#### [Task description]
Give back the full listing verbatim, apart from its images.

** START OF Extracted information **

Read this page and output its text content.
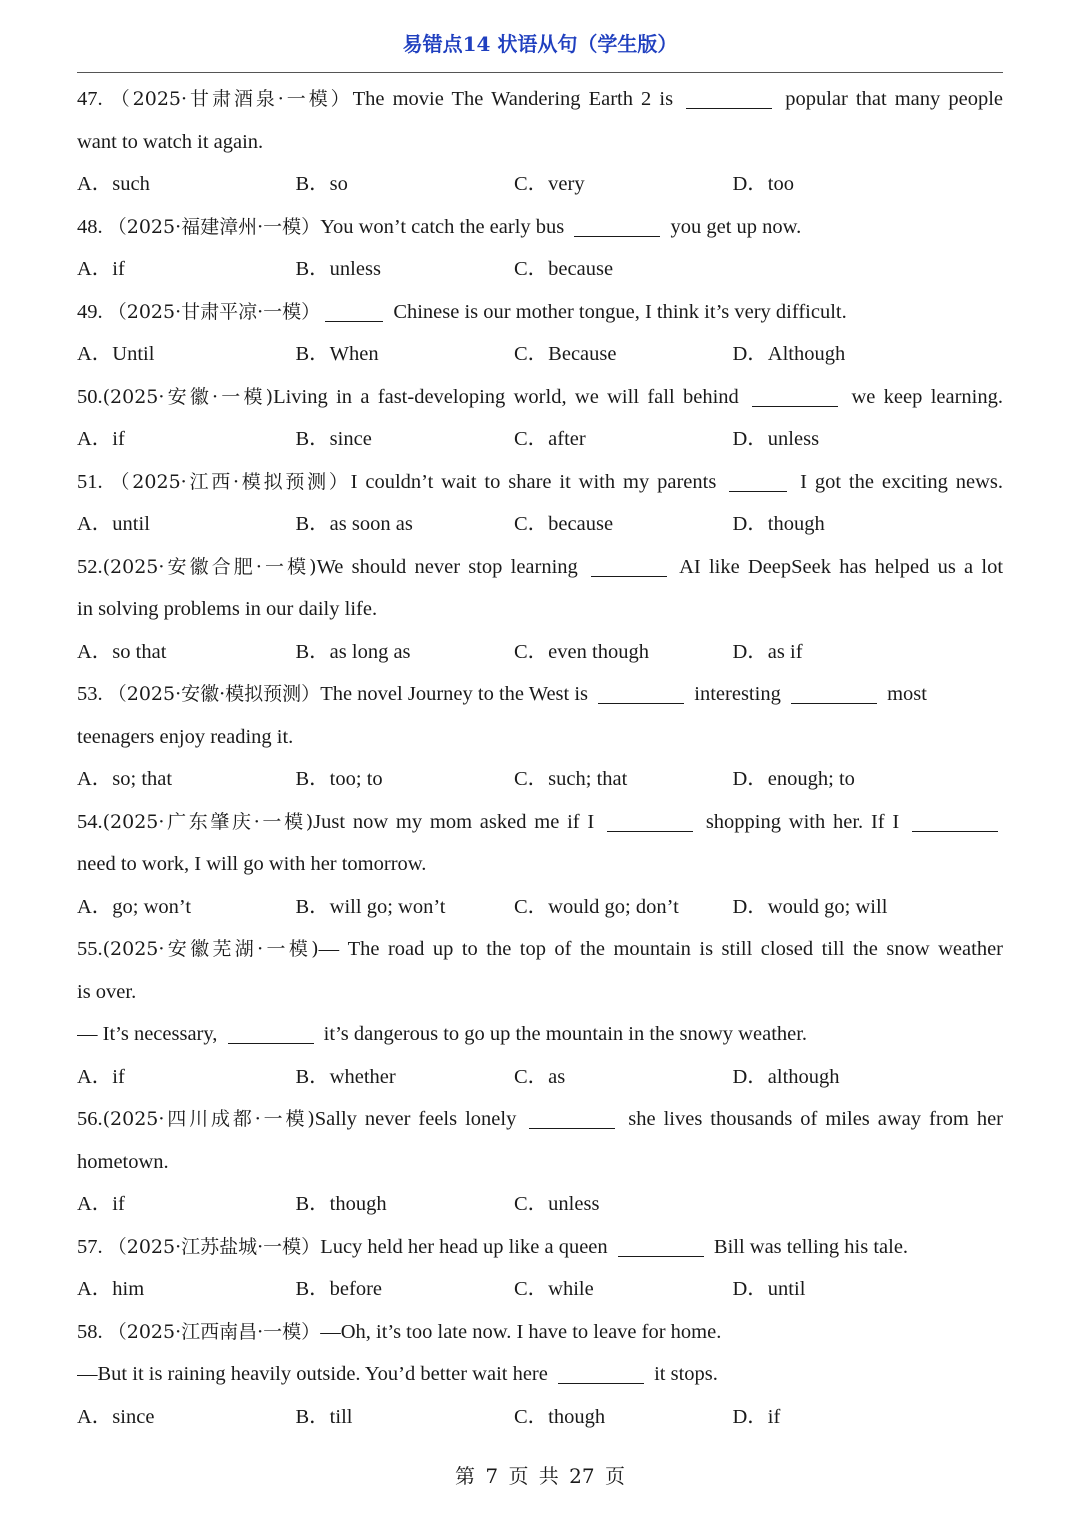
易错点14 状语从句（学生版）
47. （2025·甘肃酒泉·一模）The movie The Wandering Earth 2 is	popular that many people
want to watch it again.
A．such	B．so	C．very	D．too
48. （2025·福建漳州·一模）You won’t catch the early bus	you get up now.
A．if	B．unless	C．because
49. （2025·甘肃平凉·一模）	Chinese is our mother tongue, I think it’s very difficult.
A．Until	B．When	C．Because	D．Although
50.(2025·安徽·一模)Living in a fast-developing world, we will fall behind	we keep learning.
A．if	B．since	C．after	D．unless
51. （2025·江西·模拟预测）I couldn’t wait to share it with my parents	I got the exciting news.
A．until	B．as soon as	C．because	D．though
52.(2025·安徽合肥·一模)We should never stop learning	AI like DeepSeek has helped us a lot
in solving problems in our daily life.
A．so that	B．as long as	C．even though	D．as if
53. （2025·安徽·模拟预测）The novel Journey to the West is	interesting	most
teenagers enjoy reading it.
A．so; that	B．too; to	C．such; that	D．enough; to
54.(2025·广东肇庆·一模)Just now my mom asked me if I	shopping with her. If I
need to work, I will go with her tomorrow.
A．go; won’t	B．will go; won’t	C．would go; don’t	D．would go; will
55.(2025·安徽芜湖·一模)— The road up to the top of the mountain is still closed till the snow weather
is over.
— It’s necessary,	it’s dangerous to go up the mountain in the snowy weather.
A．if	B．whether	C．as	D．although
56.(2025·四川成都·一模)Sally never feels lonely	she lives thousands of miles away from her
hometown.
A．if	B．though	C．unless
57. （2025·江苏盐城·一模）Lucy held her head up like a queen	Bill was telling his tale.
A．him	B．before	C．while	D．until
58. （2025·江西南昌·一模）—Oh, it’s too late now. I have to leave for home.
—But it is raining heavily outside. You’d better wait here	it stops.
A．since	B．till	C．though	D．if
第 7 页 共 27 页
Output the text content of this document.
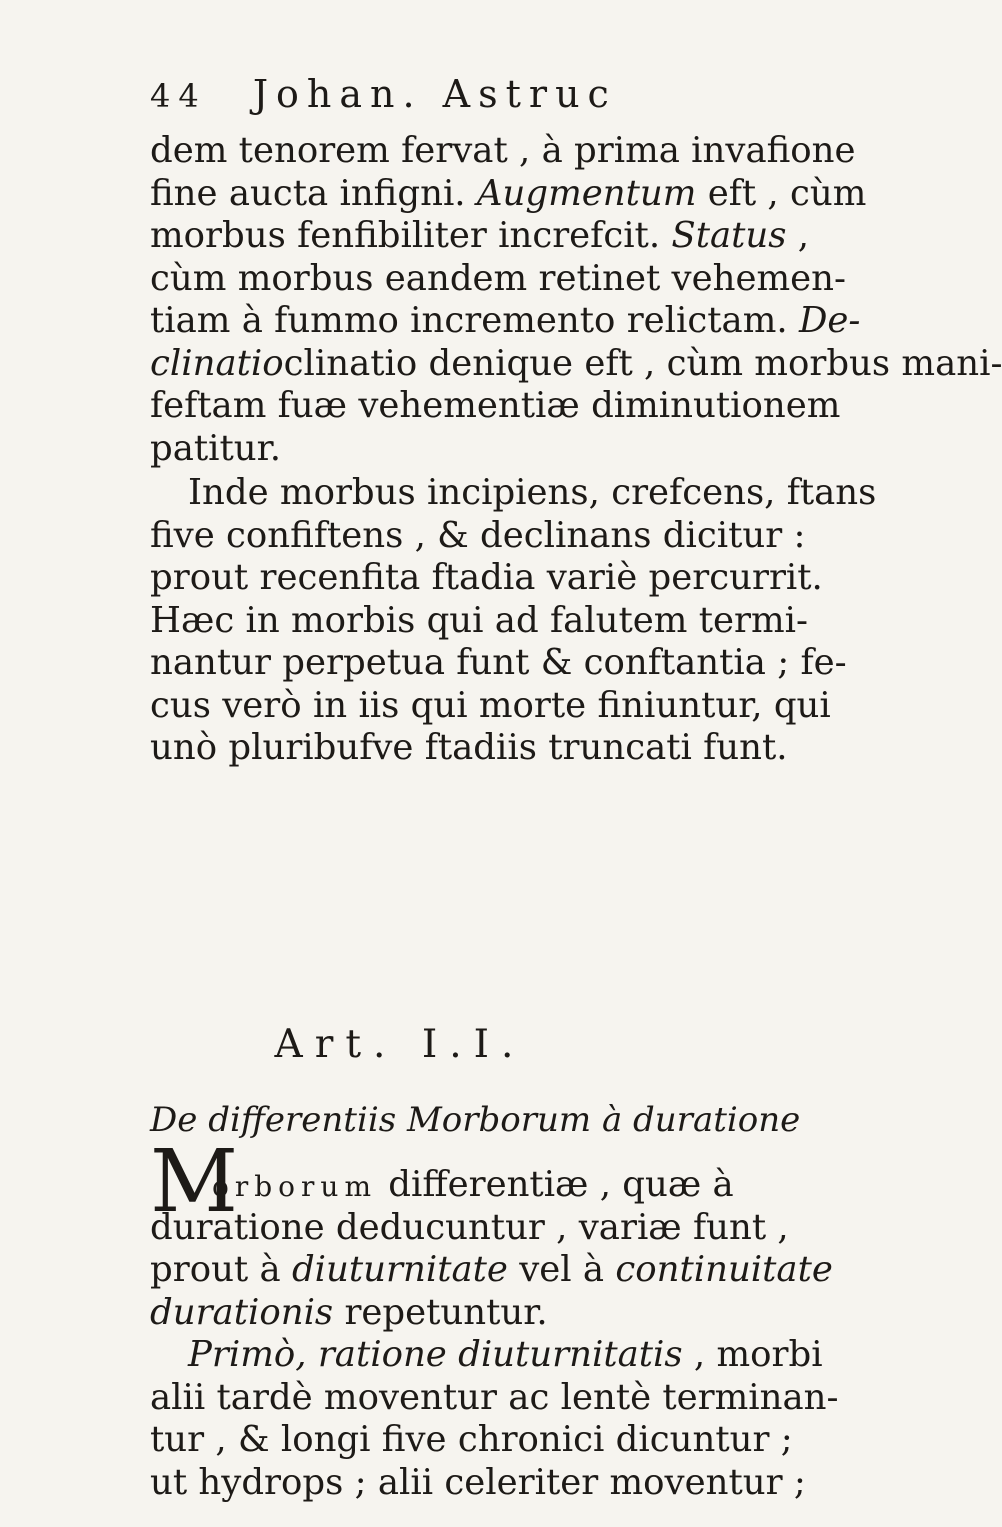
44 Johan. Astruc
dem tenorem fervat , à prima invafione
fine aucta infigni. Augmentum eft , cùm
morbus fenfibiliter increfcit. Status ,
cùm morbus eandem retinet vehemen-
tiam à fummo incremento relictam. De-
clinatioclinatio denique eft , cùm morbus mani-
feftam fuæ vehementiæ diminutionem
patitur.
Inde morbus incipiens, crefcens, ftans
five confiftens , & declinans dicitur :
prout recenfita ftadia variè percurrit.
Hæc in morbis qui ad falutem termi-
nantur perpetua funt & conftantia ; fe-
cus verò in iis qui morte finiuntur, qui
unò pluribufve ftadiis truncati funt.
Art. I.I.
De differentiis Morborum à duratione
M
orborum differentiæ , quæ à
duratione deducuntur , variæ funt ,
prout à diuturnitate vel à continuitate
durationis repetuntur.
Primò, ratione diuturnitatis , morbi
alii tardè moventur ac lentè terminan-
tur , & longi five chronici dicuntur ;
ut hydrops ; alii celeriter moventur ;
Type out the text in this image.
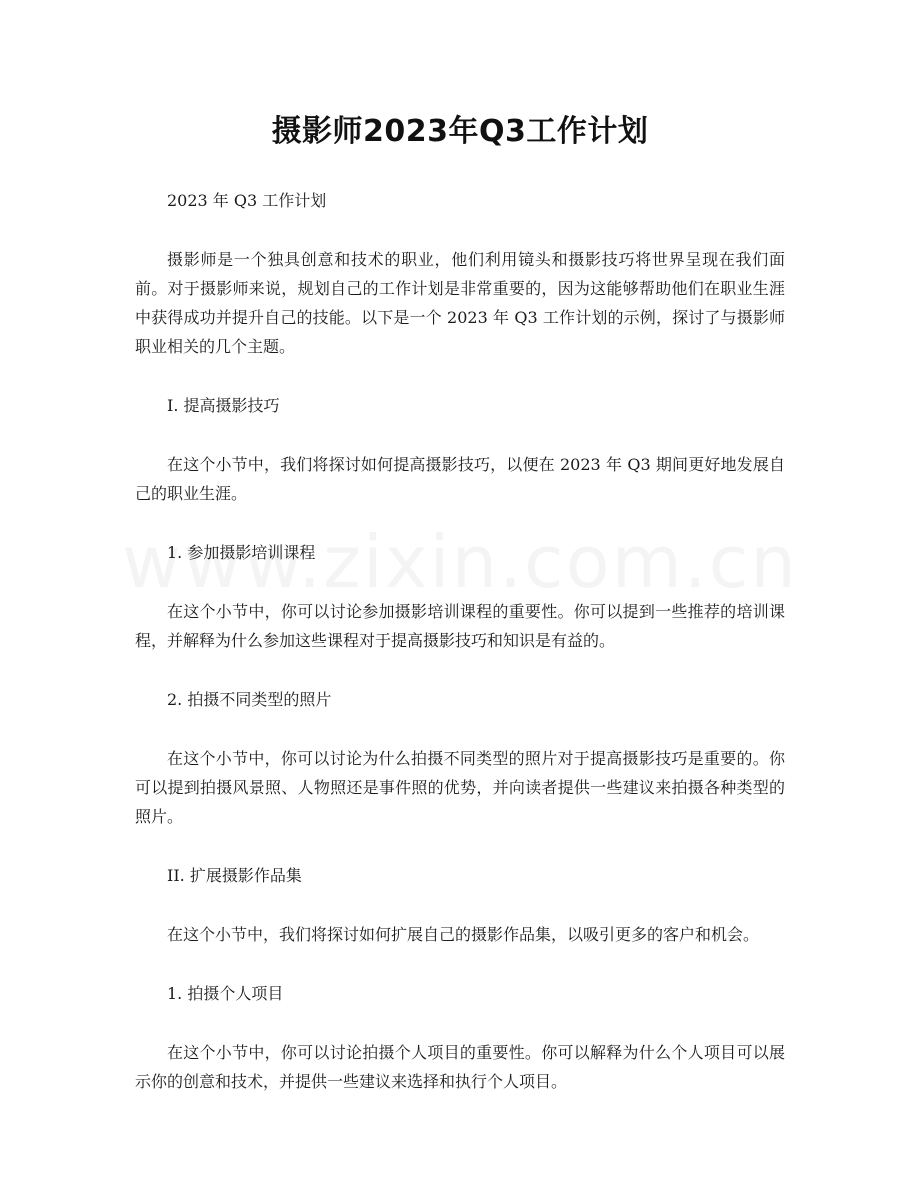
摄影师2023年Q3工作计划

2023 年 Q3 工作计划

摄影师是一个独具创意和技术的职业，他们利用镜头和摄影技巧将世界呈现在我们面前。对于摄影师来说，规划自己的工作计划是非常重要的，因为这能够帮助他们在职业生涯中获得成功并提升自己的技能。以下是一个 2023 年 Q3 工作计划的示例，探讨了与摄影师职业相关的几个主题。

I. 提高摄影技巧

在这个小节中，我们将探讨如何提高摄影技巧，以便在 2023 年 Q3 期间更好地发展自己的职业生涯。

1. 参加摄影培训课程

在这个小节中，你可以讨论参加摄影培训课程的重要性。你可以提到一些推荐的培训课程，并解释为什么参加这些课程对于提高摄影技巧和知识是有益的。

2. 拍摄不同类型的照片

在这个小节中，你可以讨论为什么拍摄不同类型的照片对于提高摄影技巧是重要的。你可以提到拍摄风景照、人物照还是事件照的优势，并向读者提供一些建议来拍摄各种类型的照片。

II. 扩展摄影作品集

在这个小节中，我们将探讨如何扩展自己的摄影作品集，以吸引更多的客户和机会。

1. 拍摄个人项目

在这个小节中，你可以讨论拍摄个人项目的重要性。你可以解释为什么个人项目可以展示你的创意和技术，并提供一些建议来选择和执行个人项目。
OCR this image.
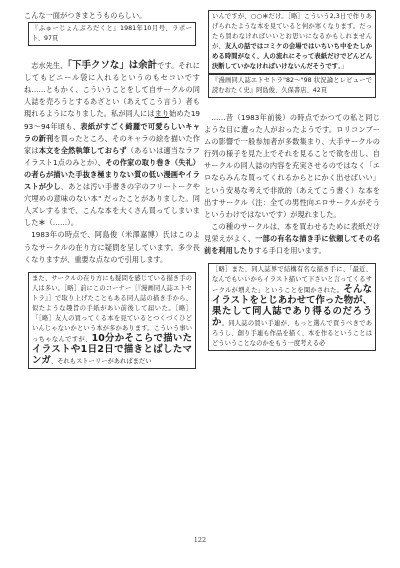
こんな一面がつきまとうものらしい。
『ふゅーじょんぷろだくと』1981年10月号、ラポート、97頁
志水先生、「下手クソな」は余計です。それにしてもビニール袋に入れるというのもセコいですね……ともかく、こういうことをして自サークルの同人誌を売ろうとするあざとい（あえてこう言う）者も現れるようになりました。私が同人にはまり始めた1993〜94年頃も、表紙がすごく綺麗で可愛らしいキャラの新刊を買ったところ、そのキャラの絵を描いた作家は本文を全然執筆しておらず（あるいは適当なラフイラスト1点のみとか）、その作家の取り巻き（失礼）の者らが描いた手抜き極まりない質の低い漫画やイラストが少し、あとは汚い手書きの字のフリートークや穴埋めの意味のない本" だったことがありました。同人ズレするまで、こんな本を大くさん買ってしまいました＊（……）。
1983年の時点で、阿島俊（米澤嘉博）氏はこのようなサークルの在り方に疑問を呈しています。多少長くなりますが、重要な点なので引用します。
また、サークルの在り方にも疑問を感じている描き手の人は多い。［略］前にこのコーナー［『漫画同人誌エトセトラ』］で取り上げたこともある同人誌の描き手から、似たような趣旨の手紙があい前後して届いた。［略］「［略］友人の買ってくる本を見ているとつくづくひどいんじゃないかという本が多かあります。こういう事いっちゃなんですが、10分かそこらで描いたイラストや1日2日で描きとばしたマンガ、それもストーリーがあればまだい
いんですが、○○＊だけ。［略］こういう2,3日で作りあげられたような本を見ていると何か寒くなります。だったら買わなければいいとお思いになるかもしれませんが、友人の話ではコミケの会場ではいちいち中をたしかめる時間がなく、人の流れにそって表紙だけでどんどん決断していかなければいけないんだそうです。」
『漫画同人誌エトセトラ"82〜"98 状況論とレビューで読むおたく史』阿島俊、久保書店、42頁
……昔（1983年前後）の時点でかつての私と同じような目に遭った人がおったようです。ロリコンブームの影響で一般参加者が多数集まり、大手サークルの行列の様子を見た上でそれを見ることで欲を出し、自サークルの同人誌の内容を充実させるのではなく「エロならみんな買ってくれるからとにかく出せばいい」という安易な考えで非欲的（あえてこう書く）な本を出すサークル（注：全ての男性向エロサークルがそうというわけではないです）が現れました。
この種のサークルは、本を買わせるために表紙だけ見栄えがよく、一部の有名な描き手に依頼してその名前を利用したりする手口を用います。
［略］また、同人誌界で結構有名な描き手に、「最近、なんでもいいからイラスト描いて下さいと言ってくるサークルが増えた」ということを聞かされた。そんなイラストをとじあわせて作った物が、果たして同人誌であり得るのだろうか。同人誌の買い手連が、もっと選んで買うべきであろうし、創り手連も作品を描く、本を作るということはどういうことなのかをもう一度考える必
122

** END OF Extracted information **

#### [Problem solution]
Read this page and output its text content.
易错点14 状语从句（学生版）
47. （2025·甘肃酒泉·一模）The movie The Wandering Earth 2 is	popular that many people
want to watch it again.
A．such	B．so	C．very	D．too
48. （2025·福建漳州·一模）You won’t catch the early bus	you get up now.
A．if	B．unless	C．because
49. （2025·甘肃平凉·一模）	Chinese is our mother tongue, I think it’s very difficult.
A．Until	B．When	C．Because	D．Although
50.(2025·安徽·一模)Living in a fast-developing world, we will fall behind	we keep learning.
A．if	B．since	C．after	D．unless
51. （2025·江西·模拟预测）I couldn’t wait to share it with my parents	I got the exciting news.
A．until	B．as soon as	C．because	D．though
52.(2025·安徽合肥·一模)We should never stop learning	AI like DeepSeek has helped us a lot
in solving problems in our daily life.
A．so that	B．as long as	C．even though	D．as if
53. （2025·安徽·模拟预测）The novel Journey to the West is	interesting	most
teenagers enjoy reading it.
A．so; that	B．too; to	C．such; that	D．enough; to
54.(2025·广东肇庆·一模)Just now my mom asked me if I	shopping with her. If I
need to work, I will go with her tomorrow.
A．go; won’t	B．will go; won’t	C．would go; don’t	D．would go; will
55.(2025·安徽芜湖·一模)— The road up to the top of the mountain is still closed till the snow weather
is over.
— It’s necessary,	it’s dangerous to go up the mountain in the snowy weather.
A．if	B．whether	C．as	D．although
56.(2025·四川成都·一模)Sally never feels lonely	she lives thousands of miles away from her
hometown.
A．if	B．though	C．unless
57. （2025·江苏盐城·一模）Lucy held her head up like a queen	Bill was telling his tale.
A．him	B．before	C．while	D．until
58. （2025·江西南昌·一模）—Oh, it’s too late now. I have to leave for home.
—But it is raining heavily outside. You’d better wait here	it stops.
A．since	B．till	C．though	D．if
第 7 页 共 27 页
Output the text content of this document.
44 Johan. Astruc
dem tenorem fervat , à prima invafione
fine aucta infigni. Augmentum eft , cùm
morbus fenfibiliter increfcit. Status ,
cùm morbus eandem retinet vehemen-
tiam à fummo incremento relictam. De-
clinatioclinatio denique eft , cùm morbus mani-
feftam fuæ vehementiæ diminutionem
patitur.
Inde morbus incipiens, crefcens, ftans
five confiftens , & declinans dicitur :
prout recenfita ftadia variè percurrit.
Hæc in morbis qui ad falutem termi-
nantur perpetua funt & conftantia ; fe-
cus verò in iis qui morte finiuntur, qui
unò pluribufve ftadiis truncati funt.
Art. I.I.
De differentiis Morborum à duratione
M
orborum differentiæ , quæ à
duratione deducuntur , variæ funt ,
prout à diuturnitate vel à continuitate
durationis repetuntur.
Primò, ratione diuturnitatis , morbi
alii tardè moventur ac lentè terminan-
tur , & longi five chronici dicuntur ;
ut hydrops ; alii celeriter moventur ;
Type out the text in this image.
摄影师2023年Q3工作计划

2023 年 Q3 工作计划

摄影师是一个独具创意和技术的职业，他们利用镜头和摄影技巧将世界呈现在我们面前。对于摄影师来说，规划自己的工作计划是非常重要的，因为这能够帮助他们在职业生涯中获得成功并提升自己的技能。以下是一个 2023 年 Q3 工作计划的示例，探讨了与摄影师职业相关的几个主题。

I. 提高摄影技巧

在这个小节中，我们将探讨如何提高摄影技巧，以便在 2023 年 Q3 期间更好地发展自己的职业生涯。

1. 参加摄影培训课程

在这个小节中，你可以讨论参加摄影培训课程的重要性。你可以提到一些推荐的培训课程，并解释为什么参加这些课程对于提高摄影技巧和知识是有益的。

2. 拍摄不同类型的照片

在这个小节中，你可以讨论为什么拍摄不同类型的照片对于提高摄影技巧是重要的。你可以提到拍摄风景照、人物照还是事件照的优势，并向读者提供一些建议来拍摄各种类型的照片。

II. 扩展摄影作品集

在这个小节中，我们将探讨如何扩展自己的摄影作品集，以吸引更多的客户和机会。

1. 拍摄个人项目

在这个小节中，你可以讨论拍摄个人项目的重要性。你可以解释为什么个人项目可以展示你的创意和技术，并提供一些建议来选择和执行个人项目。
OCR this image.
こんな一面がつきまとうものらしい。
『ふゅーじょんぷろだくと』1981年10月号、ラポート、97頁
志水先生、「下手クソな」は余計です。それにしてもビニール袋に入れるというのもセコいですね……ともかく、こういうことをして自サークルの同人誌を売ろうとするあざとい（あえてこう言う）者も現れるようになりました。私が同人にはまり始めた1993〜94年頃も、表紙がすごく綺麗で可愛らしいキャラの新刊を買ったところ、そのキャラの絵を描いた作家は本文を全然執筆しておらず（あるいは適当なラフイラスト1点のみとか）、その作家の取り巻き（失礼）の者らが描いた手抜き極まりない質の低い漫画やイラストが少し、あとは汚い手書きの字のフリートークや穴埋めの意味のない本" だったことがありました。同人ズレするまで、こんな本を大くさん買ってしまいました＊（……）。
1983年の時点で、阿島俊（米澤嘉博）氏はこのようなサークルの在り方に疑問を呈しています。多少長くなりますが、重要な点なので引用します。
また、サークルの在り方にも疑問を感じている描き手の人は多い。［略］前にこのコーナー［『漫画同人誌エトセトラ』］で取り上げたこともある同人誌の描き手から、似たような趣旨の手紙があい前後して届いた。［略］「［略］友人の買ってくる本を見ているとつくづくひどいんじゃないかという本が多かあります。こういう事いっちゃなんですが、10分かそこらで描いたイラストや1日2日で描きとばしたマンガ、それもストーリーがあればまだい
いんですが、○○＊だけ。［略］こういう2,3日で作りあげられたような本を見ていると何か寒くなります。だったら買わなければいいとお思いになるかもしれませんが、友人の話ではコミケの会場ではいちいち中をたしかめる時間がなく、人の流れにそって表紙だけでどんどん決断していかなければいけないんだそうです。」
『漫画同人誌エトセトラ"82〜"98 状況論とレビューで読むおたく史』阿島俊、久保書店、42頁
……昔（1983年前後）の時点でかつての私と同じような目に遭った人がおったようです。ロリコンブームの影響で一般参加者が多数集まり、大手サークルの行列の様子を見た上でそれを見ることで欲を出し、自サークルの同人誌の内容を充実させるのではなく「エロならみんな買ってくれるからとにかく出せばいい」という安易な考えで非欲的（あえてこう書く）な本を出すサークル（注：全ての男性向エロサークルがそうというわけではないです）が現れました。
この種のサークルは、本を買わせるために表紙だけ見栄えがよく、一部の有名な描き手に依頼してその名前を利用したりする手口を用います。
［略］また、同人誌界で結構有名な描き手に、「最近、なんでもいいからイラスト描いて下さいと言ってくるサークルが増えた」ということを聞かされた。そんなイラストをとじあわせて作った物が、果たして同人誌であり得るのだろうか。同人誌の買い手連が、もっと選んで買うべきであろうし、創り手連も作品を描く、本を作るということはどういうことなのかをもう一度考える必
122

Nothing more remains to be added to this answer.